▶ _DATA LISTING_
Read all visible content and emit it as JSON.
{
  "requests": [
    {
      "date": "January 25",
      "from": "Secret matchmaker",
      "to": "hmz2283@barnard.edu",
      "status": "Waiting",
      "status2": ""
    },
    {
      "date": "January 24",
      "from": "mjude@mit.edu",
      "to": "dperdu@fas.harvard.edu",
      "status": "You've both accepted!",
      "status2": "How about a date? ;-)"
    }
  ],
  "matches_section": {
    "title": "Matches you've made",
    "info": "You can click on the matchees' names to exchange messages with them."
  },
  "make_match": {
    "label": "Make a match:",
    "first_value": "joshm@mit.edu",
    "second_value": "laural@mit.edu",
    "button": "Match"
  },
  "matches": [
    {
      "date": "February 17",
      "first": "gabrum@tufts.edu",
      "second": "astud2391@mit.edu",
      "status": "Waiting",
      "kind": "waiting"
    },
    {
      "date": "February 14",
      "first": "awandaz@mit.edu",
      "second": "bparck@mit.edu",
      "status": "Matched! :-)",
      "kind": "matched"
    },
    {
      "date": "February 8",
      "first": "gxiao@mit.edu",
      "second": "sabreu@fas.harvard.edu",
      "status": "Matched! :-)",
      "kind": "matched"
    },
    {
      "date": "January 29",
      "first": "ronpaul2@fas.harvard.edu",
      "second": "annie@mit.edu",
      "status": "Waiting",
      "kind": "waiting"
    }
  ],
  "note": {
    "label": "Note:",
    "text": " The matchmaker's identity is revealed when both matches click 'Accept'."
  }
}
---
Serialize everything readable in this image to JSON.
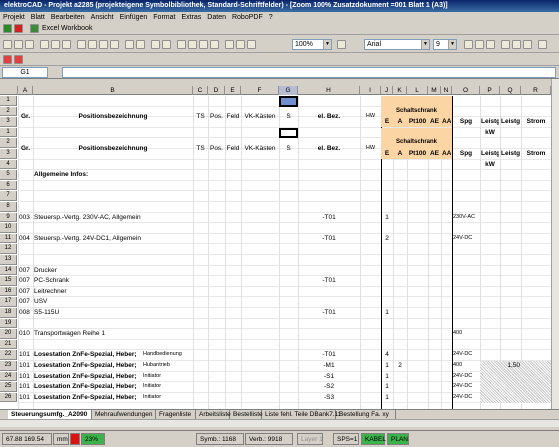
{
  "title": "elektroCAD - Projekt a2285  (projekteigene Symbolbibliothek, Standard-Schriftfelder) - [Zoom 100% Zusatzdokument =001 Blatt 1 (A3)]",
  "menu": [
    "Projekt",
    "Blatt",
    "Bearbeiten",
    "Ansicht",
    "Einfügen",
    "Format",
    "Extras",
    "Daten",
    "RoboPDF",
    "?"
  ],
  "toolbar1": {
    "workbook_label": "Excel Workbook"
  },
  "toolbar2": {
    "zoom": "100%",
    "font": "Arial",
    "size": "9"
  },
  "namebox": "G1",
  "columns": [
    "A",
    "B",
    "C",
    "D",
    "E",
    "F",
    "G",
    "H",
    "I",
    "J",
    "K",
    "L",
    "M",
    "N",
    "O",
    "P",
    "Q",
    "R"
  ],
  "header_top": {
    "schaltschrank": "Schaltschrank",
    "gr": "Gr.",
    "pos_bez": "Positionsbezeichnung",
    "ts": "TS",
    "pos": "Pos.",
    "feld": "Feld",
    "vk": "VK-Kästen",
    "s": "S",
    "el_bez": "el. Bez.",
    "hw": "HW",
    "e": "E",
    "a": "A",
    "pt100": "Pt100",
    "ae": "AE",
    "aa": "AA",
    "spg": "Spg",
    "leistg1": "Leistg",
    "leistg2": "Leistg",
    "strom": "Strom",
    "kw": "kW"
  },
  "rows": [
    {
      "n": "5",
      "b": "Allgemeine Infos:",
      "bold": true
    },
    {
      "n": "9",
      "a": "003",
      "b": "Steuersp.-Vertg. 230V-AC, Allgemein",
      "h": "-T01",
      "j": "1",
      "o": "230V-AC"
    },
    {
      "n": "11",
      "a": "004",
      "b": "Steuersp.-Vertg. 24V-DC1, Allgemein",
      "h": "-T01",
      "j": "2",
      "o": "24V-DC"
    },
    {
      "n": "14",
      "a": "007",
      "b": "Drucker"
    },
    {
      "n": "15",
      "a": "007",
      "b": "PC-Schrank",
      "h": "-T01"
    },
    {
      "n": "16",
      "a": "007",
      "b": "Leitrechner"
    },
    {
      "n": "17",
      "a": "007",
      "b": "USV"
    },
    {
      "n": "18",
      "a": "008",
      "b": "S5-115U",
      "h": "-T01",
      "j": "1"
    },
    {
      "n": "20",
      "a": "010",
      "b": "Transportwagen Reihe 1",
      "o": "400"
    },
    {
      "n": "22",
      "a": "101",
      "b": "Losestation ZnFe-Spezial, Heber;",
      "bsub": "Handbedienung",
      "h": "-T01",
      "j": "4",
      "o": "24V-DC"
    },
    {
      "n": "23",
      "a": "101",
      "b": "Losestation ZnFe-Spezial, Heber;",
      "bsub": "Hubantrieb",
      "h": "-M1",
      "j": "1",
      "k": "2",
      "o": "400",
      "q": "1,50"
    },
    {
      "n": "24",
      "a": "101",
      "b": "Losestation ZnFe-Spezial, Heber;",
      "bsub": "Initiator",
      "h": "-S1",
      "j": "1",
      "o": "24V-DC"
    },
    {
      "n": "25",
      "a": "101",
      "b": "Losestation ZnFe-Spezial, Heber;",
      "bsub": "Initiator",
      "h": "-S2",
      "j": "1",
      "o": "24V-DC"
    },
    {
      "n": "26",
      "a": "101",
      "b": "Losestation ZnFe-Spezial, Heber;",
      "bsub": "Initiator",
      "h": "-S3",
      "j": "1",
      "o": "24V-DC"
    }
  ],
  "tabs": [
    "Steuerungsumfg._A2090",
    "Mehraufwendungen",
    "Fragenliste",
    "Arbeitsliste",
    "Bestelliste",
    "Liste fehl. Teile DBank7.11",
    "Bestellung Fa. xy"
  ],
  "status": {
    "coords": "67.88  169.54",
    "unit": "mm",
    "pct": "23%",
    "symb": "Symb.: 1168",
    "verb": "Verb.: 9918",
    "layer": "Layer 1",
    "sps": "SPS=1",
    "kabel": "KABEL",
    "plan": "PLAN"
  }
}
--
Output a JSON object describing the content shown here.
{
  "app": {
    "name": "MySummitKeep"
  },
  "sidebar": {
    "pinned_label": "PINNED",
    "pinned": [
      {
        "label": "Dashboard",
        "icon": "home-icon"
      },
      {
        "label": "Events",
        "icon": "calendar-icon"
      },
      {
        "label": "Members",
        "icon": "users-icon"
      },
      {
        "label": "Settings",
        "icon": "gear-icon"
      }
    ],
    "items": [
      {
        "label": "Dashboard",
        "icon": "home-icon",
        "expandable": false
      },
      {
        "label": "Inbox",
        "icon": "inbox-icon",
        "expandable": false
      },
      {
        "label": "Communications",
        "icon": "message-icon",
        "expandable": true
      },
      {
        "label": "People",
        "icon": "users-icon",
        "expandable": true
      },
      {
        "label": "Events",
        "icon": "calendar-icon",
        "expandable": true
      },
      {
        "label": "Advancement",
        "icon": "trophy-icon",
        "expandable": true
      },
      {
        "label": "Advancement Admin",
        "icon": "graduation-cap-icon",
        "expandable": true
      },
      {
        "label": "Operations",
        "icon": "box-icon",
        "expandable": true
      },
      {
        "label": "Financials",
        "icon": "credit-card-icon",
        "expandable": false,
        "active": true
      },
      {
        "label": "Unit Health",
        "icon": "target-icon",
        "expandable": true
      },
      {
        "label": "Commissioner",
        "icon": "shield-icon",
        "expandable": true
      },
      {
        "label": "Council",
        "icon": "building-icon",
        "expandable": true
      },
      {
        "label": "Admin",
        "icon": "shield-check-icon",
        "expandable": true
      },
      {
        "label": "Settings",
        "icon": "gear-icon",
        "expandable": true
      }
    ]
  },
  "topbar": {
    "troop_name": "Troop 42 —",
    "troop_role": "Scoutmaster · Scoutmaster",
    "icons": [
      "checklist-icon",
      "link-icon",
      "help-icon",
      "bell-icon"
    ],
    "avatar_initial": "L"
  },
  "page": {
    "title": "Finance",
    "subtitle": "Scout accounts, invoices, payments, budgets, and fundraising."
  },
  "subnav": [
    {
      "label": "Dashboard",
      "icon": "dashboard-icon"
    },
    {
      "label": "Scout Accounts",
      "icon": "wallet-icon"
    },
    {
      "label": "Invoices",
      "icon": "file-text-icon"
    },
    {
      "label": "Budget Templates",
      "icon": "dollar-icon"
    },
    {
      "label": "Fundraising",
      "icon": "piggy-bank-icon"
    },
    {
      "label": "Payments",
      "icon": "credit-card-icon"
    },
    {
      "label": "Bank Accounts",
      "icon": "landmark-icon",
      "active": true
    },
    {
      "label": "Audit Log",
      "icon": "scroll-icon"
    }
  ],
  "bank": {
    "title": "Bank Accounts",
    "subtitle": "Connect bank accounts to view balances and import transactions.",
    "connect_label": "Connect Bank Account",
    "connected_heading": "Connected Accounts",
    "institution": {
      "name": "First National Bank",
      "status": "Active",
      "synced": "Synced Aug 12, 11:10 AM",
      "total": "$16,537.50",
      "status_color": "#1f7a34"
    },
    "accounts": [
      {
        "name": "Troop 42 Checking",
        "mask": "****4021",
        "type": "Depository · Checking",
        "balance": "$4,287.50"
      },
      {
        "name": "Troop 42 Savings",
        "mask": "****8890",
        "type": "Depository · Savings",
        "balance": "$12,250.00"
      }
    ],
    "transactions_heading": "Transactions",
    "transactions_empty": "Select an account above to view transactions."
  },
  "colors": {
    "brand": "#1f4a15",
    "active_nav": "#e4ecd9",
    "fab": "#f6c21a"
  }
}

▶ _GIVEN INSTRUCTION_
Find how many lines in the listing contain the word "Depository" and give that count alone.

▶ _RESULT OF THIS TASK_
2